>> BEGIN Extracted entries

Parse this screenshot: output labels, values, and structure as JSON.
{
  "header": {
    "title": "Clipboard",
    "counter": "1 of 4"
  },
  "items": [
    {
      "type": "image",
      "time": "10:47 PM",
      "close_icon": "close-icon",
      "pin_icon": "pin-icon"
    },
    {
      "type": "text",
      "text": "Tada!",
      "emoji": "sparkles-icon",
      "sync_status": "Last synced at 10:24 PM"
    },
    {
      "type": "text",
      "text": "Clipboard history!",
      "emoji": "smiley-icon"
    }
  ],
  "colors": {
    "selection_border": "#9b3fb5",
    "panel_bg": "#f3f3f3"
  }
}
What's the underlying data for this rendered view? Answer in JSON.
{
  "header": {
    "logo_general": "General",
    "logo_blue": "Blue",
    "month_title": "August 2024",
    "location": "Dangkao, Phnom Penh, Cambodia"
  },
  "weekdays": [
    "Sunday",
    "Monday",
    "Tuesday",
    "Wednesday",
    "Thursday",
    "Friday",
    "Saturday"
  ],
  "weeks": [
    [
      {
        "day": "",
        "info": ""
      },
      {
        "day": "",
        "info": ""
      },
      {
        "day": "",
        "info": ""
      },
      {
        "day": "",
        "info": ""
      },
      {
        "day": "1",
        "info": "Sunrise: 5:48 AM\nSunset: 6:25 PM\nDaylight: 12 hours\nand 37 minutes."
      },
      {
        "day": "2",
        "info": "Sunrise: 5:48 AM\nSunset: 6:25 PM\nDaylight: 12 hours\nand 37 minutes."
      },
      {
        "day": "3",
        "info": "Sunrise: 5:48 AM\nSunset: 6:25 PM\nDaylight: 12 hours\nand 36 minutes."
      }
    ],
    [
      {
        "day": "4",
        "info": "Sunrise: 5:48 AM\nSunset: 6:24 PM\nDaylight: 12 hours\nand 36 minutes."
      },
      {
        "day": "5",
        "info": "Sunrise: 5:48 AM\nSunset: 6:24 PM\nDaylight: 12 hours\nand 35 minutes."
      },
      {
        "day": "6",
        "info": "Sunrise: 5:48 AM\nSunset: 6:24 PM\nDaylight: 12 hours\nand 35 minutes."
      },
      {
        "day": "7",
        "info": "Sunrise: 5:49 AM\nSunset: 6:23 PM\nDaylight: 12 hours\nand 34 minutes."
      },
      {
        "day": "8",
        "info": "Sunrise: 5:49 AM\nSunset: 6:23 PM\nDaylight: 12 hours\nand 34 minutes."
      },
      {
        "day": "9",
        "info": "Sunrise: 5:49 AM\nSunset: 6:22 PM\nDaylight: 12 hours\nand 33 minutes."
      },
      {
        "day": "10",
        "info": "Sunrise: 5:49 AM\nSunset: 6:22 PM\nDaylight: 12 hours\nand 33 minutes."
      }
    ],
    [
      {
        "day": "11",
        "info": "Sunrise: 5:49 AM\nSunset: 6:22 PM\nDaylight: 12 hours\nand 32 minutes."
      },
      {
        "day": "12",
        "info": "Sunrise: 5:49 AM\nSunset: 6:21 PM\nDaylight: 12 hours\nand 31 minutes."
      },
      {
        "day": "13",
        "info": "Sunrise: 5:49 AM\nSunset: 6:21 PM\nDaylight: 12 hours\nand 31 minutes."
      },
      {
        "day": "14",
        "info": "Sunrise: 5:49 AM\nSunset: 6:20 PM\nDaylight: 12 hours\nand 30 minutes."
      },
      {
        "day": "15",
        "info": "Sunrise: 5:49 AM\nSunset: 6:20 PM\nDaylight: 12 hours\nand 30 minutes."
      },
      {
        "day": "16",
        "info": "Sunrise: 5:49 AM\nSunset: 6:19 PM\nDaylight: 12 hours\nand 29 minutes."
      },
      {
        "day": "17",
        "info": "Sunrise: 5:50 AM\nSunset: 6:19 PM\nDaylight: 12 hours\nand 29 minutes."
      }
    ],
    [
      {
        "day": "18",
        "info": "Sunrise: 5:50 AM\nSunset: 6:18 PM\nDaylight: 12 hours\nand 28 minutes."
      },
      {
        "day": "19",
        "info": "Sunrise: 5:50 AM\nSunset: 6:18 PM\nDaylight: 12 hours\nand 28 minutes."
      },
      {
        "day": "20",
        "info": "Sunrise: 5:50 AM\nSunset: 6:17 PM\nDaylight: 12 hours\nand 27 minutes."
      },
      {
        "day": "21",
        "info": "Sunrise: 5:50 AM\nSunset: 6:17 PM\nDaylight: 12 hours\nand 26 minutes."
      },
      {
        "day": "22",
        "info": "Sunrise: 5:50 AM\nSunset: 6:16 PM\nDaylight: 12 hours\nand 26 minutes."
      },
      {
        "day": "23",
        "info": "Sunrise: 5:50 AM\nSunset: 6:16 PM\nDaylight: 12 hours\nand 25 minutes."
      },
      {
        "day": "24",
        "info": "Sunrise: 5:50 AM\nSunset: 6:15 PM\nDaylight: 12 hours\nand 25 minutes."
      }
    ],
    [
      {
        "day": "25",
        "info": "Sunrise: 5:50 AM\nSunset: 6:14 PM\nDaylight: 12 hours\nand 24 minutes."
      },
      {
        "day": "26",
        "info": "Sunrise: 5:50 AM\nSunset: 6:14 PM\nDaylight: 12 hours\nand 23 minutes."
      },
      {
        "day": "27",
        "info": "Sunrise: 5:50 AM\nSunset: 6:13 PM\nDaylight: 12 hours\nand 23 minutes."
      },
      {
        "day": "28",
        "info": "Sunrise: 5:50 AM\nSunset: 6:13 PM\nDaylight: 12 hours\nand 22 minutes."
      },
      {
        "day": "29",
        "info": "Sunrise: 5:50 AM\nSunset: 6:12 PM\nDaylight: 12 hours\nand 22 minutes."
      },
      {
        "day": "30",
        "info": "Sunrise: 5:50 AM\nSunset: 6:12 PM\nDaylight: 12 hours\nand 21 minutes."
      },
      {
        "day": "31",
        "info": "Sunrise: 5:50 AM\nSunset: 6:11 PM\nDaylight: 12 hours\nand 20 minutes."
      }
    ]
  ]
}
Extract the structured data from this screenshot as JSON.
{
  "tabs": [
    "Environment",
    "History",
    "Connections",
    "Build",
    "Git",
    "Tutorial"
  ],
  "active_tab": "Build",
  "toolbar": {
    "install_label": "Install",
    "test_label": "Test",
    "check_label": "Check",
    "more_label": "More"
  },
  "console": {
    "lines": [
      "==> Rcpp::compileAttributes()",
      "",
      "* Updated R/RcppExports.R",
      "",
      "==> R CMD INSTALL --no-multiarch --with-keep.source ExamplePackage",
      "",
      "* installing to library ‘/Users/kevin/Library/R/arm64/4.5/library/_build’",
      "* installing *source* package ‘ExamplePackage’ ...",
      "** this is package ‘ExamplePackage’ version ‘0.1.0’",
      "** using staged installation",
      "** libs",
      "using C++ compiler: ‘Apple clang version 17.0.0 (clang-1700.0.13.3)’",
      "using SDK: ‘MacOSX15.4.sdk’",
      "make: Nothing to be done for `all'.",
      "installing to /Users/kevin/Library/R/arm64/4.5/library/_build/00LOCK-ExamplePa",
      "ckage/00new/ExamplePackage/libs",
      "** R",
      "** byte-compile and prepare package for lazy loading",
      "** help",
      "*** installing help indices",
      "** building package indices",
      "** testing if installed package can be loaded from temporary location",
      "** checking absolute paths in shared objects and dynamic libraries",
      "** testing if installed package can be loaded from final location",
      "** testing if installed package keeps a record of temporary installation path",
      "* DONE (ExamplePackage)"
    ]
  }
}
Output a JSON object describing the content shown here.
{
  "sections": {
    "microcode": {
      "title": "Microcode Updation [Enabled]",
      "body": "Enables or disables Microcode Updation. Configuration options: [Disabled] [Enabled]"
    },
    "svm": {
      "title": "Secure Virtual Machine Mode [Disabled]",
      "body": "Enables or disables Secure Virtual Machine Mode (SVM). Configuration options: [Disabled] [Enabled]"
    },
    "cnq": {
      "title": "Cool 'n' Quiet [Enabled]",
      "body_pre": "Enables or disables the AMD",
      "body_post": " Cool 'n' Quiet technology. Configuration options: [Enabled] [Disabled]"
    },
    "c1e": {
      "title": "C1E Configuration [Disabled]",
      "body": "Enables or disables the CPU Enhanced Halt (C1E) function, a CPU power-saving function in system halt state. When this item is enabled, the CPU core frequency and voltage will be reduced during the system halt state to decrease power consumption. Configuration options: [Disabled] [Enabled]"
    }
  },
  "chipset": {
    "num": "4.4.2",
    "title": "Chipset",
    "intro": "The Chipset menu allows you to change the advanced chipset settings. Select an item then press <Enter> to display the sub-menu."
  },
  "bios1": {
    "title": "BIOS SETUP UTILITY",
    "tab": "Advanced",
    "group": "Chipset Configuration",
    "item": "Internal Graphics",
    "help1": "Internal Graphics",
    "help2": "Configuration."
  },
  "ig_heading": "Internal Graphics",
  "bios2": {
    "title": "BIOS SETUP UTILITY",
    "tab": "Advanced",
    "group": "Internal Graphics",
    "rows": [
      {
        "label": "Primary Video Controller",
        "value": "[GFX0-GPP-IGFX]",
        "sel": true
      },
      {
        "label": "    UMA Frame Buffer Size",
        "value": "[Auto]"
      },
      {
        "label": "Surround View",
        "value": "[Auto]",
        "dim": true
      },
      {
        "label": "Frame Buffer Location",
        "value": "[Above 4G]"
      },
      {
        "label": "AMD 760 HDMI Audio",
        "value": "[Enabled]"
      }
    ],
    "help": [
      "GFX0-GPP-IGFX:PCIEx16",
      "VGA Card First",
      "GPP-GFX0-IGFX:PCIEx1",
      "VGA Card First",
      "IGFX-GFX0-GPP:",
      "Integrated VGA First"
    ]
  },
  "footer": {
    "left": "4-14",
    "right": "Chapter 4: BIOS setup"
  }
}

>> END Extracted entries

> Task to complete
A line counts if it holds the word "testing". How many lines of the entries count? Give the number only.

> Task answer
3